• Exercise goal
Write out each entry, exactly the way it appears.

• Record excerpts
################

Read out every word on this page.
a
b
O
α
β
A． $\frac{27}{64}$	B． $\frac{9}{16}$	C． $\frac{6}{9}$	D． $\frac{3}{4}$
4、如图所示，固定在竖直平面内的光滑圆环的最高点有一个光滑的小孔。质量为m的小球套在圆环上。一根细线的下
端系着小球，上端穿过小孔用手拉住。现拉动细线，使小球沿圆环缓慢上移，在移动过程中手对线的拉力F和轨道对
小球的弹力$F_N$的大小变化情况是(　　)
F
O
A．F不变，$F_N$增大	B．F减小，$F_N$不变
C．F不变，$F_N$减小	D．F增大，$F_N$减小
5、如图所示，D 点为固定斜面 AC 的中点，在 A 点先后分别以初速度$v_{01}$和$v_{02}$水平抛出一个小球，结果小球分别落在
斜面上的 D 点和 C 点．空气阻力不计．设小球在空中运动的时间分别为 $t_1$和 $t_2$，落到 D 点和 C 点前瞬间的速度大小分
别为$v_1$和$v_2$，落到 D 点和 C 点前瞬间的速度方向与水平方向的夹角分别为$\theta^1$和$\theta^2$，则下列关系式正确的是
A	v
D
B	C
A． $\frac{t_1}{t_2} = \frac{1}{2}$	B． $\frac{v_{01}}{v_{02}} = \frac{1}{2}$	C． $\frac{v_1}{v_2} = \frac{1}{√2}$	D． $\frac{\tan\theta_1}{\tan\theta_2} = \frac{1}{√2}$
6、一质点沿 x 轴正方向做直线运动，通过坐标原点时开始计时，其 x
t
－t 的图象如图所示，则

################

• In response
Read out every word on this page.
a
b
O
α
β
A． $\frac{27}{64}$	B． $\frac{9}{16}$	C． $\frac{6}{9}$	D． $\frac{3}{4}$
4、如图所示，固定在竖直平面内的光滑圆环的最高点有一个光滑的小孔。质量为m的小球套在圆环上。一根细线的下
端系着小球，上端穿过小孔用手拉住。现拉动细线，使小球沿圆环缓慢上移，在移动过程中手对线的拉力F和轨道对
小球的弹力$F_N$的大小变化情况是(　　)
F
O
A．F不变，$F_N$增大	B．F减小，$F_N$不变
C．F不变，$F_N$减小	D．F增大，$F_N$减小
5、如图所示，D 点为固定斜面 AC 的中点，在 A 点先后分别以初速度$v_{01}$和$v_{02}$水平抛出一个小球，结果小球分别落在
斜面上的 D 点和 C 点．空气阻力不计．设小球在空中运动的时间分别为 $t_1$和 $t_2$，落到 D 点和 C 点前瞬间的速度大小分
别为$v_1$和$v_2$，落到 D 点和 C 点前瞬间的速度方向与水平方向的夹角分别为$\theta^1$和$\theta^2$，则下列关系式正确的是
A	v
D
B	C
A． $\frac{t_1}{t_2} = \frac{1}{2}$	B． $\frac{v_{01}}{v_{02}} = \frac{1}{2}$	C． $\frac{v_1}{v_2} = \frac{1}{√2}$	D． $\frac{\tan\theta_1}{\tan\theta_2} = \frac{1}{√2}$
6、一质点沿 x 轴正方向做直线运动，通过坐标原点时开始计时，其 x
t
－t 的图象如图所示，则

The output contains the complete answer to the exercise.